■ **Task details**
Below are some records; work out how many of their lines contain "marker" and give the number only.

■ **Data listing**

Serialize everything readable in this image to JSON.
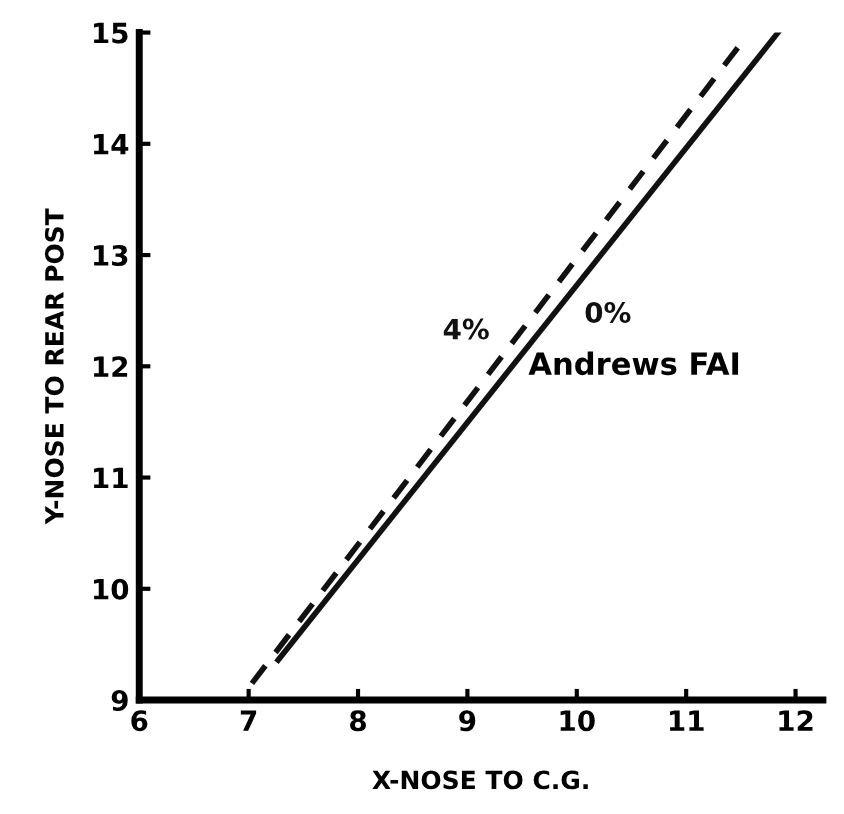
{
  "chart_data": {
    "type": "line",
    "xlabel": "X-NOSE TO C.G.",
    "ylabel": "Y-NOSE TO REAR POST",
    "series": [
      {
        "name": "4%",
        "color": "#111111",
        "line_style": "dashed",
        "x": [
          7.03,
          11.5
        ],
        "values": [
          9.15,
          14.9
        ]
      },
      {
        "name": "0%",
        "color": "#111111",
        "line_style": "solid",
        "x": [
          7.27,
          11.84
        ],
        "values": [
          9.36,
          15.0
        ]
      }
    ],
    "annotations": [
      "Andrews FAI"
    ],
    "xlim": [
      6,
      12.25
    ],
    "ylim": [
      9,
      15
    ],
    "xticks": [
      6,
      7,
      8,
      9,
      10,
      11,
      12
    ],
    "yticks": [
      9,
      10,
      11,
      12,
      13,
      14,
      15
    ],
    "grid": false,
    "legend": false,
    "marker": "none"
  }
}
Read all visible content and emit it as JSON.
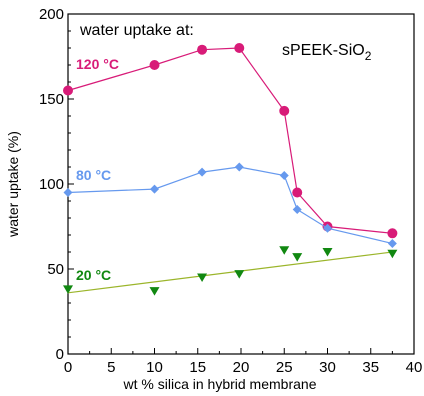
{
  "chart_data": {
    "type": "line",
    "title": "",
    "xlabel": "wt % silica in hybrid membrane",
    "ylabel": "water uptake (%)",
    "xlim": [
      0,
      40
    ],
    "ylim": [
      0,
      200
    ],
    "xticks": [
      0,
      5,
      10,
      15,
      20,
      25,
      30,
      35,
      40
    ],
    "yticks": [
      0,
      50,
      100,
      150,
      200
    ],
    "grid": false,
    "legend_title": "water uptake at:",
    "annotation_main": "sPEEK-SiO",
    "annotation_sub": "2",
    "series": [
      {
        "name": "120 °C",
        "color": "#d81b78",
        "marker": "circle",
        "x": [
          0,
          10,
          15.5,
          19.8,
          25,
          26.5,
          30,
          37.5
        ],
        "y": [
          155,
          170,
          179,
          180,
          143,
          95,
          75,
          71
        ]
      },
      {
        "name": "80 °C",
        "color": "#6699ee",
        "marker": "diamond",
        "x": [
          0,
          10,
          15.5,
          19.8,
          25,
          26.5,
          30,
          37.5
        ],
        "y": [
          95,
          97,
          107,
          110,
          105,
          85,
          74,
          65
        ]
      },
      {
        "name": "20 °C",
        "color": "#118811",
        "marker": "triangle-down",
        "line_color": "#9bb52a",
        "x": [
          0,
          10,
          15.5,
          19.8,
          25,
          26.5,
          30,
          37.5
        ],
        "y": [
          38,
          37,
          45,
          47,
          61,
          57,
          60,
          59
        ],
        "fit": {
          "x": [
            0,
            37.5
          ],
          "y": [
            36,
            60
          ]
        }
      }
    ]
  }
}
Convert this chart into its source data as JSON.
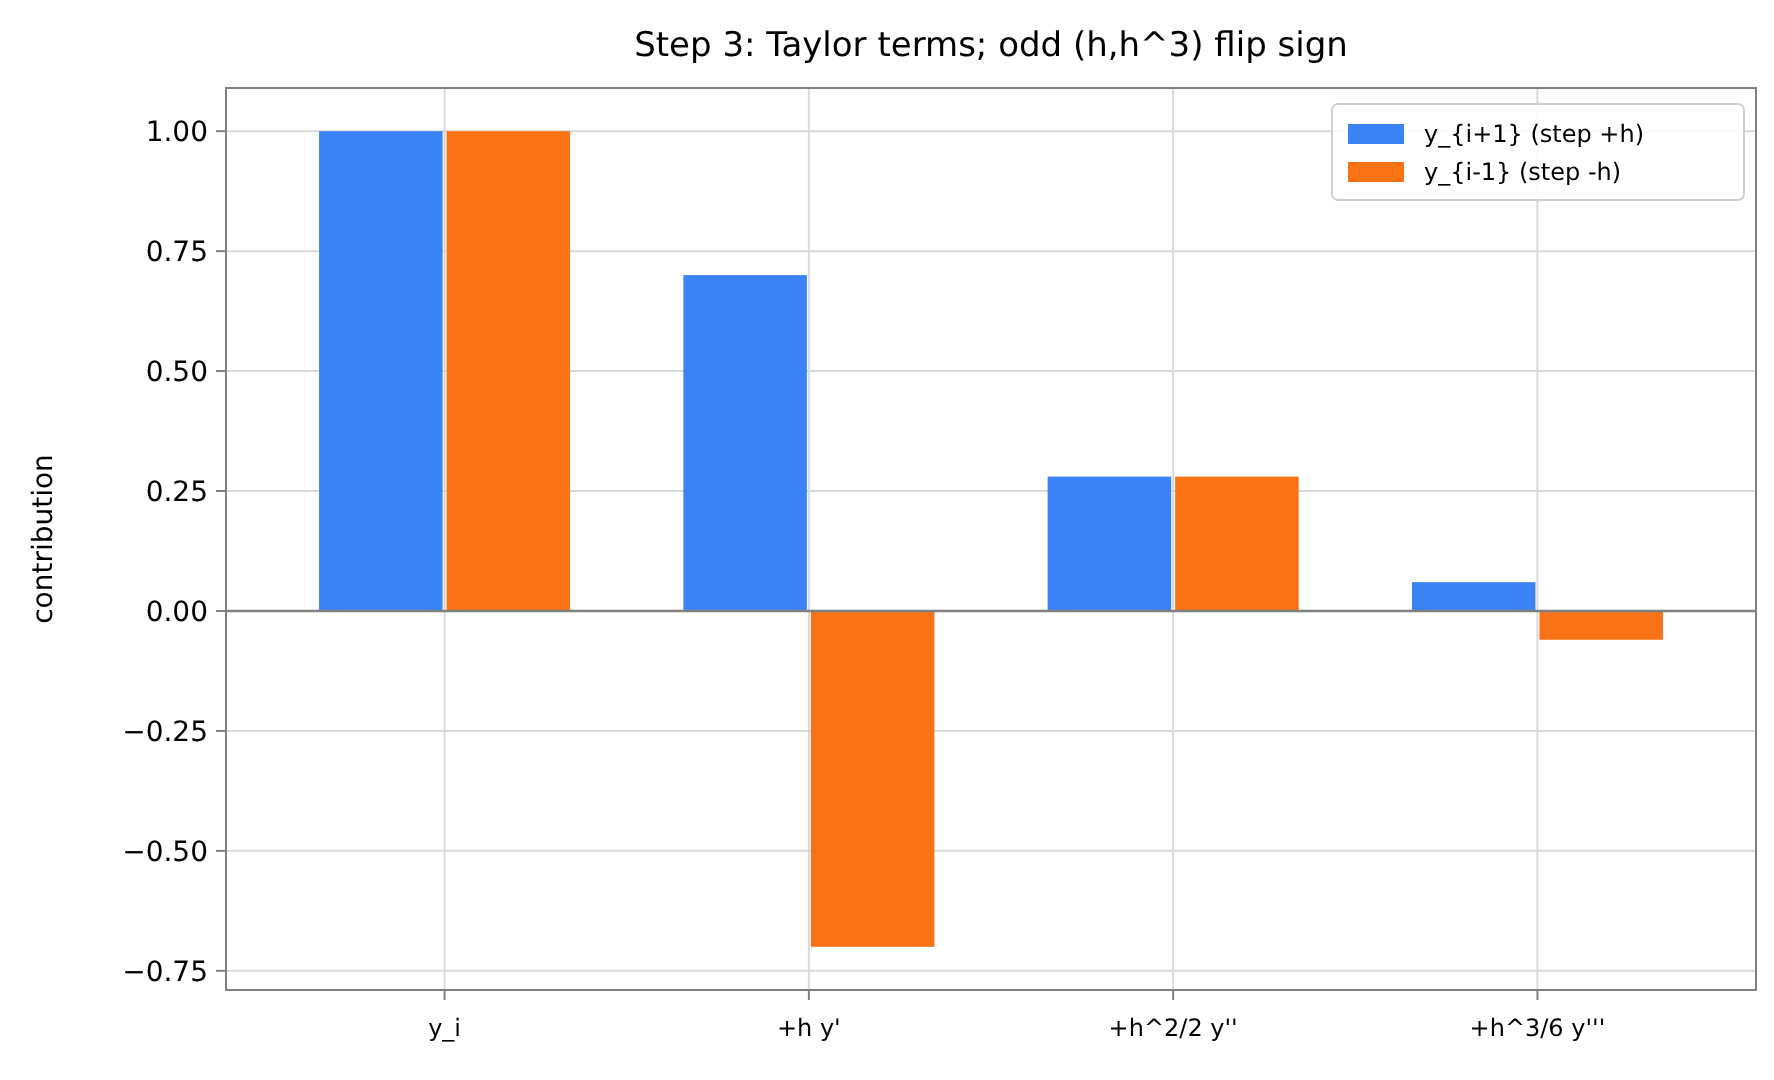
{
  "chart_data": {
    "type": "bar",
    "title": "Step 3: Taylor terms; odd (h,h^3) flip sign",
    "ylabel": "contribution",
    "categories": [
      "y_i",
      "+h y'",
      "+h^2/2 y''",
      "+h^3/6 y'''"
    ],
    "series": [
      {
        "name": "y_{i+1} (step +h)",
        "color": "#3b82f6",
        "values": [
          1.0,
          0.7,
          0.28,
          0.06
        ]
      },
      {
        "name": "y_{i-1} (step -h)",
        "color": "#f97316",
        "values": [
          1.0,
          -0.7,
          0.28,
          -0.06
        ]
      }
    ],
    "ylim": [
      -0.79,
      1.09
    ],
    "yticks": [
      {
        "value": -0.75,
        "label": "−0.75"
      },
      {
        "value": -0.5,
        "label": "−0.50"
      },
      {
        "value": -0.25,
        "label": "−0.25"
      },
      {
        "value": 0,
        "label": "0.00"
      },
      {
        "value": 0.25,
        "label": "0.25"
      },
      {
        "value": 0.5,
        "label": "0.50"
      },
      {
        "value": 0.75,
        "label": "0.75"
      },
      {
        "value": 1,
        "label": "1.00"
      }
    ],
    "ref_lines": [
      {
        "axis": "y",
        "value": 0,
        "color": "#808080"
      }
    ],
    "grid": true,
    "legend": "top right"
  }
}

■ **Written solution**
4